#### AIM OF THE TASK:
Return each entry exactly, omitting nothing.

┌──

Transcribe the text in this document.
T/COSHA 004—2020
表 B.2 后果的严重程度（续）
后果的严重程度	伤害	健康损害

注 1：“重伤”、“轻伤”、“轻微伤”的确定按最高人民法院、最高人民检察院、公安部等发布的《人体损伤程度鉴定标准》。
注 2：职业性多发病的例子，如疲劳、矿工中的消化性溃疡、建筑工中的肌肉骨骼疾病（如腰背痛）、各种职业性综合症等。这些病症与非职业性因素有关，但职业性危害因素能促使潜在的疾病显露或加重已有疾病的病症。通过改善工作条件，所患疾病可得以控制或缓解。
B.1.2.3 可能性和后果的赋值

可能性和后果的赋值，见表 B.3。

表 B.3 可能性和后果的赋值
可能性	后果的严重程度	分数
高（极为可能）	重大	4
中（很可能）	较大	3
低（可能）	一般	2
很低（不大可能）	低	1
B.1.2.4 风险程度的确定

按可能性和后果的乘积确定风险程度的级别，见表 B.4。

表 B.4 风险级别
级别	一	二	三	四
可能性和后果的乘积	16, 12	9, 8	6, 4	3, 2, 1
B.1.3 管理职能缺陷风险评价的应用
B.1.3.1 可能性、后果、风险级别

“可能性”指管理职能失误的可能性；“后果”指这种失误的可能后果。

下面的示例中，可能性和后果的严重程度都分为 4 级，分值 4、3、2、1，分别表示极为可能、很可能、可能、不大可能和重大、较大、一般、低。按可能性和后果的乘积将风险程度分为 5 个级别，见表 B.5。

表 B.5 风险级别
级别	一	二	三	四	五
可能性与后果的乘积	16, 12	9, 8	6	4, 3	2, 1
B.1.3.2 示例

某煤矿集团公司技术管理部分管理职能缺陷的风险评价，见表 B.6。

└──

#### RIGHT ANSWER:
Transcribe the text in this document.
T/COSHA 004—2020
表 B.2 后果的严重程度（续）
后果的严重程度	伤害	健康损害

注 1：“重伤”、“轻伤”、“轻微伤”的确定按最高人民法院、最高人民检察院、公安部等发布的《人体损伤程度鉴定标准》。
注 2：职业性多发病的例子，如疲劳、矿工中的消化性溃疡、建筑工中的肌肉骨骼疾病（如腰背痛）、各种职业性综合症等。这些病症与非职业性因素有关，但职业性危害因素能促使潜在的疾病显露或加重已有疾病的病症。通过改善工作条件，所患疾病可得以控制或缓解。
B.1.2.3 可能性和后果的赋值

可能性和后果的赋值，见表 B.3。

表 B.3 可能性和后果的赋值
可能性	后果的严重程度	分数
高（极为可能）	重大	4
中（很可能）	较大	3
低（可能）	一般	2
很低（不大可能）	低	1
B.1.2.4 风险程度的确定

按可能性和后果的乘积确定风险程度的级别，见表 B.4。

表 B.4 风险级别
级别	一	二	三	四
可能性和后果的乘积	16, 12	9, 8	6, 4	3, 2, 1
B.1.3 管理职能缺陷风险评价的应用
B.1.3.1 可能性、后果、风险级别

“可能性”指管理职能失误的可能性；“后果”指这种失误的可能后果。

下面的示例中，可能性和后果的严重程度都分为 4 级，分值 4、3、2、1，分别表示极为可能、很可能、可能、不大可能和重大、较大、一般、低。按可能性和后果的乘积将风险程度分为 5 个级别，见表 B.5。

表 B.5 风险级别
级别	一	二	三	四	五
可能性与后果的乘积	16, 12	9, 8	6	4, 3	2, 1
B.1.3.2 示例

某煤矿集团公司技术管理部分管理职能缺陷的风险评价，见表 B.6。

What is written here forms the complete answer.